GIVEN EXERCISE >>
Find every line in the records below that contains the word "description", and copy each such line.

DATA FOR THIS EXERCISE >>
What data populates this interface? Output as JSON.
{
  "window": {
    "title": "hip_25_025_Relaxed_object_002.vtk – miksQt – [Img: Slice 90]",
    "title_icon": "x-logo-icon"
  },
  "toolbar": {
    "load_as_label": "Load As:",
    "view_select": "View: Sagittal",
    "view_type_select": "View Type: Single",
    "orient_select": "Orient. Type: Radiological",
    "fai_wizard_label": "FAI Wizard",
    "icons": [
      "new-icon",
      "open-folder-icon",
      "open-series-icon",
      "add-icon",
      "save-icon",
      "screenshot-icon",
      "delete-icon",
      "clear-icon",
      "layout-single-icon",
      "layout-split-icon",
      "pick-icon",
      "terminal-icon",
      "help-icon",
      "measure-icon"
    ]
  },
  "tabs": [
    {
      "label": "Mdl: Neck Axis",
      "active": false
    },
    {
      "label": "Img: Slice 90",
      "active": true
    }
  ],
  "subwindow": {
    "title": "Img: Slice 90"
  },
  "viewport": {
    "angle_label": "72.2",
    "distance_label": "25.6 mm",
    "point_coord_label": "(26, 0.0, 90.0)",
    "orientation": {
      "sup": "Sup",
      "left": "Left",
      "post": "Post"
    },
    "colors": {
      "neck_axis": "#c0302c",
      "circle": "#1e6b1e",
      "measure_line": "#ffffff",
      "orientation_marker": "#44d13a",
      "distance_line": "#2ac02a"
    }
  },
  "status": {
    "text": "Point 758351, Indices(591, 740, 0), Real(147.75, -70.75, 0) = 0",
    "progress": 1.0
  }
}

--

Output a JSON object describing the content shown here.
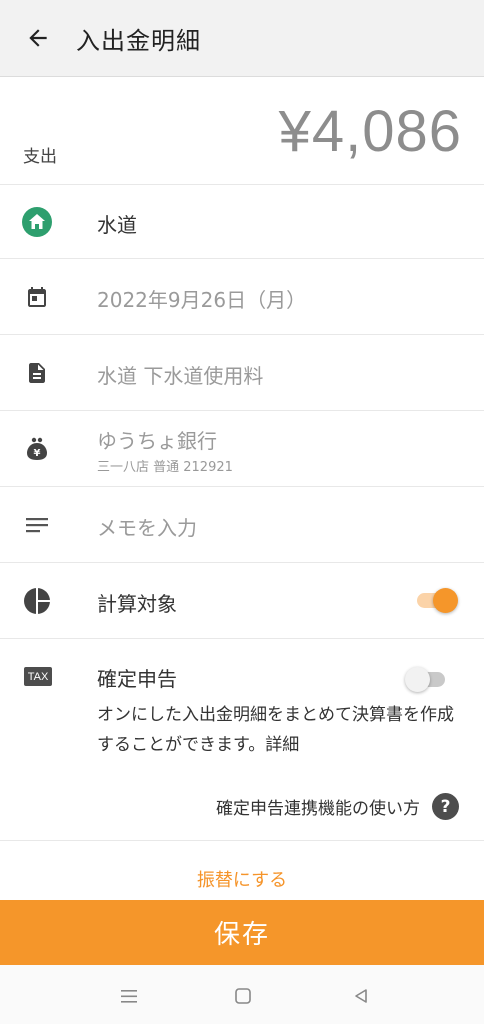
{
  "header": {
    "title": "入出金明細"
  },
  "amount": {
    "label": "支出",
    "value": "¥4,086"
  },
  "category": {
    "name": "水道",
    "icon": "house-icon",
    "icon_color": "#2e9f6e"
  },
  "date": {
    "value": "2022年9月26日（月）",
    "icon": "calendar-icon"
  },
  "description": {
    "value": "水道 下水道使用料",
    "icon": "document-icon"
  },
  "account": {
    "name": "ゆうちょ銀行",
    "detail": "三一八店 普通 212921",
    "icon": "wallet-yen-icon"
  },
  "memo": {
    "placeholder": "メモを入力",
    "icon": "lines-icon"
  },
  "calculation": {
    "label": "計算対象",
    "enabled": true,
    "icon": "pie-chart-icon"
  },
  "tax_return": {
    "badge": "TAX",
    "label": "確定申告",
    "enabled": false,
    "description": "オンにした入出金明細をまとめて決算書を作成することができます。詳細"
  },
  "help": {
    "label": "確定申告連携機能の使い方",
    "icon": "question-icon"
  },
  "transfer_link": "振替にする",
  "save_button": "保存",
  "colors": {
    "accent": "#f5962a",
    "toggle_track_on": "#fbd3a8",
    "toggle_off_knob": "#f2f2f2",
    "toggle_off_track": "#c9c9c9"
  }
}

EXERCISE ANSWER >>
  "description": {
    "description": "オンにした入出金明細をまとめて決算書を作成することができます。詳細"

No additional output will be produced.